# EXERCISE TASK
Count how many lines hold the string "enterprises", and give only that number.

# RECORDS FOR PROCESSING
::::::::::

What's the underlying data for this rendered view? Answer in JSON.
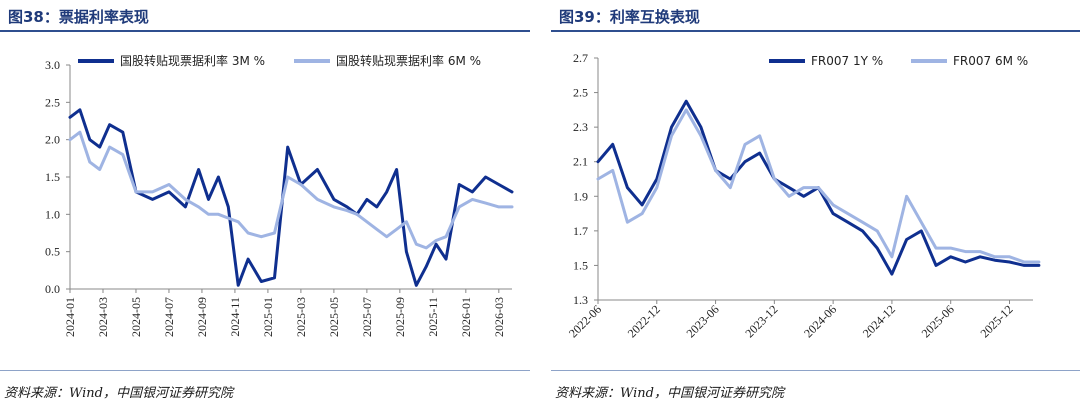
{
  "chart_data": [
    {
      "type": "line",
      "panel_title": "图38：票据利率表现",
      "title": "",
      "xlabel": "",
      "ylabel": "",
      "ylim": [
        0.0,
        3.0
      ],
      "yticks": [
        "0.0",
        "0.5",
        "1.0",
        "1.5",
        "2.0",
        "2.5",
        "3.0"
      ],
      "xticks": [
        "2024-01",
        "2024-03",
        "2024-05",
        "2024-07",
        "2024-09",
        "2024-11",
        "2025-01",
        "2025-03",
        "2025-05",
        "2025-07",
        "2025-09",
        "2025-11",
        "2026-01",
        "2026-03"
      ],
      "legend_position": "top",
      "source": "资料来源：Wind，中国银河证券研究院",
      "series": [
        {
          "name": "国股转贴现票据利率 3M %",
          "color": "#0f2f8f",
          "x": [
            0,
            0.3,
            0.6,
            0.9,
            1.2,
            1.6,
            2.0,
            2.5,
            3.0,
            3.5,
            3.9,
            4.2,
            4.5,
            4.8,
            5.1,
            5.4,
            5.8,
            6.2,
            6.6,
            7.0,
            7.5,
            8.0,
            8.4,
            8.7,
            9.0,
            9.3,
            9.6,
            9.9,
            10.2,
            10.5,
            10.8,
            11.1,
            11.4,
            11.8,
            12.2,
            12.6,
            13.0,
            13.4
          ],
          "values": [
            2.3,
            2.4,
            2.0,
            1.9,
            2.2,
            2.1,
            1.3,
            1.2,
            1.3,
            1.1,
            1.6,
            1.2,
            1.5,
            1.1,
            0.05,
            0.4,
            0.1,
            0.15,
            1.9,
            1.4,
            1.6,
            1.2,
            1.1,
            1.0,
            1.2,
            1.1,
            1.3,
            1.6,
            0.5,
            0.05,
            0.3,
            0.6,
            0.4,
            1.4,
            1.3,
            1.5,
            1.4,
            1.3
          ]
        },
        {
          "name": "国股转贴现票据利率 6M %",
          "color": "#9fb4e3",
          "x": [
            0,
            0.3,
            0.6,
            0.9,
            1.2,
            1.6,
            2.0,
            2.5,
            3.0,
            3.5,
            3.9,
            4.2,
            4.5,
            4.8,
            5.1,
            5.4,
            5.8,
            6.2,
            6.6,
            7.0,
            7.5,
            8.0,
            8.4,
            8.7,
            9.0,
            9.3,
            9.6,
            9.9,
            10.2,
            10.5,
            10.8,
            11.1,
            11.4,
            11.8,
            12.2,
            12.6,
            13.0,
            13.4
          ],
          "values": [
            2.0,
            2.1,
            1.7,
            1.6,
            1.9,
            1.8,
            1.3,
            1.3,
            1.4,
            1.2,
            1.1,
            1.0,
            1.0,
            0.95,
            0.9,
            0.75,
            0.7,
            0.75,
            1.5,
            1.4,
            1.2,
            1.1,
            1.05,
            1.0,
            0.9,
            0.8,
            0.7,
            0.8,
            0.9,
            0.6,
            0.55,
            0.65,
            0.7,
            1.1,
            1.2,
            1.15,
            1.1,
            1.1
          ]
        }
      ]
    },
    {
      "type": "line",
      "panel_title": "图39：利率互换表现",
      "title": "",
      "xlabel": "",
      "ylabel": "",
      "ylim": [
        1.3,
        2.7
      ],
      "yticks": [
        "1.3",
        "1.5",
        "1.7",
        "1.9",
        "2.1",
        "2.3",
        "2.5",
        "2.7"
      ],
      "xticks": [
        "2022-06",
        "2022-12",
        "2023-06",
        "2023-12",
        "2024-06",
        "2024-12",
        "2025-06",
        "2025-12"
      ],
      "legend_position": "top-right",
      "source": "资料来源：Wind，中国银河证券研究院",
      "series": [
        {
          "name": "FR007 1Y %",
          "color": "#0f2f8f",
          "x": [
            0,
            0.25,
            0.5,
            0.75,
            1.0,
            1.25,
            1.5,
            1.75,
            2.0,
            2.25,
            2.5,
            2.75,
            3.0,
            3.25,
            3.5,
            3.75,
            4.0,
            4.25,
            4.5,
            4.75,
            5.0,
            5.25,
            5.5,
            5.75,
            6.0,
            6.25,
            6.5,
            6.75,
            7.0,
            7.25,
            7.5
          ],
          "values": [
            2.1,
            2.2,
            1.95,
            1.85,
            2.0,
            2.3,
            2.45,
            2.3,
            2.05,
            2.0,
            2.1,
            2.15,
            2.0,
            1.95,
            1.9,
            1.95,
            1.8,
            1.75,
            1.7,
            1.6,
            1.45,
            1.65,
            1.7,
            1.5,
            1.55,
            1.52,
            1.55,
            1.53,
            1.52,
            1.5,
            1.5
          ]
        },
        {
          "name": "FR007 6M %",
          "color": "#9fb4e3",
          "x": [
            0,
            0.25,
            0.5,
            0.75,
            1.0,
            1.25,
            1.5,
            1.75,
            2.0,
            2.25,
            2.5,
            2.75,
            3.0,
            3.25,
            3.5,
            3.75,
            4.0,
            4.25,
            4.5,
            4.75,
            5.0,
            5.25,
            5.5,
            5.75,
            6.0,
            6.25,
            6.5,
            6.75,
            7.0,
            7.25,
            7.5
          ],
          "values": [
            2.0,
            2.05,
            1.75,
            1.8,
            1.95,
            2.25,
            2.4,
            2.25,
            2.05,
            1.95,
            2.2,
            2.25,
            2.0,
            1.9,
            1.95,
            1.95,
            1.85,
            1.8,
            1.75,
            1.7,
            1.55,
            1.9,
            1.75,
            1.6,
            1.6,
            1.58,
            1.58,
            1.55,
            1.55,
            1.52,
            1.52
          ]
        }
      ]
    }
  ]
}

::::::::::

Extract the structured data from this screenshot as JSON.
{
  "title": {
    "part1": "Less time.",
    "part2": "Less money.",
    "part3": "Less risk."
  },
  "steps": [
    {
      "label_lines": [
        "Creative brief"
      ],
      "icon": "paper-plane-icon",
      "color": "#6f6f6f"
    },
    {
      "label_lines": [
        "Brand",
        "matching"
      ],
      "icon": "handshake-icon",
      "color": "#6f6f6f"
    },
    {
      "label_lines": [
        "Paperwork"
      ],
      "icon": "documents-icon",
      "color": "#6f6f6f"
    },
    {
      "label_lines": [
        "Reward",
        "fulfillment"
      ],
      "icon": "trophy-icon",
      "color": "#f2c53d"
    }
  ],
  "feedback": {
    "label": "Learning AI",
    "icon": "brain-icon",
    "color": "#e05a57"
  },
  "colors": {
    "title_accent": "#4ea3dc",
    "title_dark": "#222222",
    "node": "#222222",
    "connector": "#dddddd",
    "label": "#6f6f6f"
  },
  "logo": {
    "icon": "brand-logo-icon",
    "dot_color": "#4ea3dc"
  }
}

::::::::::

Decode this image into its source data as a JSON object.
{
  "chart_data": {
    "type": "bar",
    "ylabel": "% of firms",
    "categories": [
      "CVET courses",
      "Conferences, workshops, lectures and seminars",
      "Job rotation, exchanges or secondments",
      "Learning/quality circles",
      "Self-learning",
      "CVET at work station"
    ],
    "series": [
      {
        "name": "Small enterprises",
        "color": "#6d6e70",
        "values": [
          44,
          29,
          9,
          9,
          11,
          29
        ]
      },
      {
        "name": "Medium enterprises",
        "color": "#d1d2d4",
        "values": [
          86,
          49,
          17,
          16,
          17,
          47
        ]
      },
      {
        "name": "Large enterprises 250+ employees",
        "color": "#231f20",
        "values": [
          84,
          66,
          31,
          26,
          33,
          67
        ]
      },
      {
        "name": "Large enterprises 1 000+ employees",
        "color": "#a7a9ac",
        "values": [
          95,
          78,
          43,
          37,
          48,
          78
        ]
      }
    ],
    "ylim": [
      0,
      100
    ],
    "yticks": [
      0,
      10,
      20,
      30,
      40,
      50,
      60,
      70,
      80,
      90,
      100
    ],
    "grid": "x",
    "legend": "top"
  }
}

::::::::::

# COMPLETE ANSWER
4